Records from a data source
+ + + + + + +

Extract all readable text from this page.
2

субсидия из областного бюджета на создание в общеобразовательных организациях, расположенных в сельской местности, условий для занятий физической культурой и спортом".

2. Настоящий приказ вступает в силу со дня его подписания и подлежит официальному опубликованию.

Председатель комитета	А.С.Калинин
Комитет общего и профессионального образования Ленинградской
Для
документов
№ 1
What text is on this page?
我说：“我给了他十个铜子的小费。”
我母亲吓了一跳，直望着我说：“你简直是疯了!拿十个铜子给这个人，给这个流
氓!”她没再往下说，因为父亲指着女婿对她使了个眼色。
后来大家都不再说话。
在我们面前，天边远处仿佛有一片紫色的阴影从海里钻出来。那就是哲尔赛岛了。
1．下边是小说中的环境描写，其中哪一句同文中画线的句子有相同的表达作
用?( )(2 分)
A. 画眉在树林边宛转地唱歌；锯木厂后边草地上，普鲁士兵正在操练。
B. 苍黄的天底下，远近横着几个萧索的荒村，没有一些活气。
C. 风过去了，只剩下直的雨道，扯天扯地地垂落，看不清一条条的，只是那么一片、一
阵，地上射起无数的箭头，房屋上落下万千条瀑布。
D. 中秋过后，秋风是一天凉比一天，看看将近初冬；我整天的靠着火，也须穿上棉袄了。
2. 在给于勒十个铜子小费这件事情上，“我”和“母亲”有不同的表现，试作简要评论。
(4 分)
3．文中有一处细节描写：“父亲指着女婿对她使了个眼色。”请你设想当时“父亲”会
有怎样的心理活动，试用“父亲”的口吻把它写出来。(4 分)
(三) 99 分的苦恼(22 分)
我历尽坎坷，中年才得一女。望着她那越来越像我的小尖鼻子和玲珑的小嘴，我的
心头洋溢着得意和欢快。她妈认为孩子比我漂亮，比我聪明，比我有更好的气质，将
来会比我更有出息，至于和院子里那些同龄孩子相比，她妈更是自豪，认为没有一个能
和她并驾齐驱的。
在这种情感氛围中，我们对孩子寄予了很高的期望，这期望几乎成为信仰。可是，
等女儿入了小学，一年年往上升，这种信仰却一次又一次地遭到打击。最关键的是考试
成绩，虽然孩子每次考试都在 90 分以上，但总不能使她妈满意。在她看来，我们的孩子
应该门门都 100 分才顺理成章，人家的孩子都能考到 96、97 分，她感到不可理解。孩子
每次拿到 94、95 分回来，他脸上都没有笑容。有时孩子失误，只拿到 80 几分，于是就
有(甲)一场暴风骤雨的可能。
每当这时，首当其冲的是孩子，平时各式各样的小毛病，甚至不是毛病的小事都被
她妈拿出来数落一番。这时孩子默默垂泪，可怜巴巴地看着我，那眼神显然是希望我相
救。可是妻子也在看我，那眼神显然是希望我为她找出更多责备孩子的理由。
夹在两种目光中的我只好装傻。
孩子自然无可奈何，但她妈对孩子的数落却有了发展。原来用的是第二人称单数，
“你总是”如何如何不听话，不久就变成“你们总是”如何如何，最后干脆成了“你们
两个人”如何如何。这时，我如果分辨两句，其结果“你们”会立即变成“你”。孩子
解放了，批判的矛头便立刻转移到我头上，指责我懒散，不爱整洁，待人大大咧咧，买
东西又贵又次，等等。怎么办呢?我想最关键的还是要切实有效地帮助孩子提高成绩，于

+ + + + + + +

■ Goal: Reproduce all of the entries word for word.

■ Complete answer:
Extract all readable text from this page.
2

субсидия из областного бюджета на создание в общеобразовательных организациях, расположенных в сельской местности, условий для занятий физической культурой и спортом".

2. Настоящий приказ вступает в силу со дня его подписания и подлежит официальному опубликованию.

Председатель комитета	А.С.Калинин
Комитет общего и профессионального образования Ленинградской
Для
документов
№ 1
What text is on this page?
我说：“我给了他十个铜子的小费。”
我母亲吓了一跳，直望着我说：“你简直是疯了!拿十个铜子给这个人，给这个流
氓!”她没再往下说，因为父亲指着女婿对她使了个眼色。
后来大家都不再说话。
在我们面前，天边远处仿佛有一片紫色的阴影从海里钻出来。那就是哲尔赛岛了。
1．下边是小说中的环境描写，其中哪一句同文中画线的句子有相同的表达作
用?( )(2 分)
A. 画眉在树林边宛转地唱歌；锯木厂后边草地上，普鲁士兵正在操练。
B. 苍黄的天底下，远近横着几个萧索的荒村，没有一些活气。
C. 风过去了，只剩下直的雨道，扯天扯地地垂落，看不清一条条的，只是那么一片、一
阵，地上射起无数的箭头，房屋上落下万千条瀑布。
D. 中秋过后，秋风是一天凉比一天，看看将近初冬；我整天的靠着火，也须穿上棉袄了。
2. 在给于勒十个铜子小费这件事情上，“我”和“母亲”有不同的表现，试作简要评论。
(4 分)
3．文中有一处细节描写：“父亲指着女婿对她使了个眼色。”请你设想当时“父亲”会
有怎样的心理活动，试用“父亲”的口吻把它写出来。(4 分)
(三) 99 分的苦恼(22 分)
我历尽坎坷，中年才得一女。望着她那越来越像我的小尖鼻子和玲珑的小嘴，我的
心头洋溢着得意和欢快。她妈认为孩子比我漂亮，比我聪明，比我有更好的气质，将
来会比我更有出息，至于和院子里那些同龄孩子相比，她妈更是自豪，认为没有一个能
和她并驾齐驱的。
在这种情感氛围中，我们对孩子寄予了很高的期望，这期望几乎成为信仰。可是，
等女儿入了小学，一年年往上升，这种信仰却一次又一次地遭到打击。最关键的是考试
成绩，虽然孩子每次考试都在 90 分以上，但总不能使她妈满意。在她看来，我们的孩子
应该门门都 100 分才顺理成章，人家的孩子都能考到 96、97 分，她感到不可理解。孩子
每次拿到 94、95 分回来，他脸上都没有笑容。有时孩子失误，只拿到 80 几分，于是就
有(甲)一场暴风骤雨的可能。
每当这时，首当其冲的是孩子，平时各式各样的小毛病，甚至不是毛病的小事都被
她妈拿出来数落一番。这时孩子默默垂泪，可怜巴巴地看着我，那眼神显然是希望我相
救。可是妻子也在看我，那眼神显然是希望我为她找出更多责备孩子的理由。
夹在两种目光中的我只好装傻。
孩子自然无可奈何，但她妈对孩子的数落却有了发展。原来用的是第二人称单数，
“你总是”如何如何不听话，不久就变成“你们总是”如何如何，最后干脆成了“你们
两个人”如何如何。这时，我如果分辨两句，其结果“你们”会立即变成“你”。孩子
解放了，批判的矛头便立刻转移到我头上，指责我懒散，不爱整洁，待人大大咧咧，买
东西又贵又次，等等。怎么办呢?我想最关键的还是要切实有效地帮助孩子提高成绩，于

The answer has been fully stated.